[A block of data]
※

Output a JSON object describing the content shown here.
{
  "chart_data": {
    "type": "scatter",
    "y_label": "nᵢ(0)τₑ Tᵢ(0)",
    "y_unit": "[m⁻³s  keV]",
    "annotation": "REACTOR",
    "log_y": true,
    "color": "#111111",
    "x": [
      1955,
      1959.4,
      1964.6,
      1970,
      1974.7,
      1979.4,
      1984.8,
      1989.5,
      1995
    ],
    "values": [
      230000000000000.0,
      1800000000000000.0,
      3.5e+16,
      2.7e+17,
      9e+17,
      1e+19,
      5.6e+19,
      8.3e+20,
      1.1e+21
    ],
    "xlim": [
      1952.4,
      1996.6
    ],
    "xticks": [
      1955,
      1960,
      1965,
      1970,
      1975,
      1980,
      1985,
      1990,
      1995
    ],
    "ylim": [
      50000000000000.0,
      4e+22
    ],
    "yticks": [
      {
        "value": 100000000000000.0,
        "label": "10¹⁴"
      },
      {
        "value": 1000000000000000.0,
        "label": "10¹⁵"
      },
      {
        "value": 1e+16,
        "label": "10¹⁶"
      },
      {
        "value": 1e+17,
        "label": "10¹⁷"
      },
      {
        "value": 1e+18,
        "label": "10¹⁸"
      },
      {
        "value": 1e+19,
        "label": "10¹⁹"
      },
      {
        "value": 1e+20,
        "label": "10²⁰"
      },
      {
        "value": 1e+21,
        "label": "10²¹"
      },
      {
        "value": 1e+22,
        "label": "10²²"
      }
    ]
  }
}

※

What is needed: Every record above should be copied exactly.

Exercise result:
Output a JSON object describing the content shown here.
{
  "chart_data": {
    "type": "scatter",
    "y_label": "nᵢ(0)τₑ Tᵢ(0)",
    "y_unit": "[m⁻³s  keV]",
    "annotation": "REACTOR",
    "log_y": true,
    "color": "#111111",
    "x": [
      1955,
      1959.4,
      1964.6,
      1970,
      1974.7,
      1979.4,
      1984.8,
      1989.5,
      1995
    ],
    "values": [
      230000000000000.0,
      1800000000000000.0,
      3.5e+16,
      2.7e+17,
      9e+17,
      1e+19,
      5.6e+19,
      8.3e+20,
      1.1e+21
    ],
    "xlim": [
      1952.4,
      1996.6
    ],
    "xticks": [
      1955,
      1960,
      1965,
      1970,
      1975,
      1980,
      1985,
      1990,
      1995
    ],
    "ylim": [
      50000000000000.0,
      4e+22
    ],
    "yticks": [
      {
        "value": 100000000000000.0,
        "label": "10¹⁴"
      },
      {
        "value": 1000000000000000.0,
        "label": "10¹⁵"
      },
      {
        "value": 1e+16,
        "label": "10¹⁶"
      },
      {
        "value": 1e+17,
        "label": "10¹⁷"
      },
      {
        "value": 1e+18,
        "label": "10¹⁸"
      },
      {
        "value": 1e+19,
        "label": "10¹⁹"
      },
      {
        "value": 1e+20,
        "label": "10²⁰"
      },
      {
        "value": 1e+21,
        "label": "10²¹"
      },
      {
        "value": 1e+22,
        "label": "10²²"
      }
    ]
  }
}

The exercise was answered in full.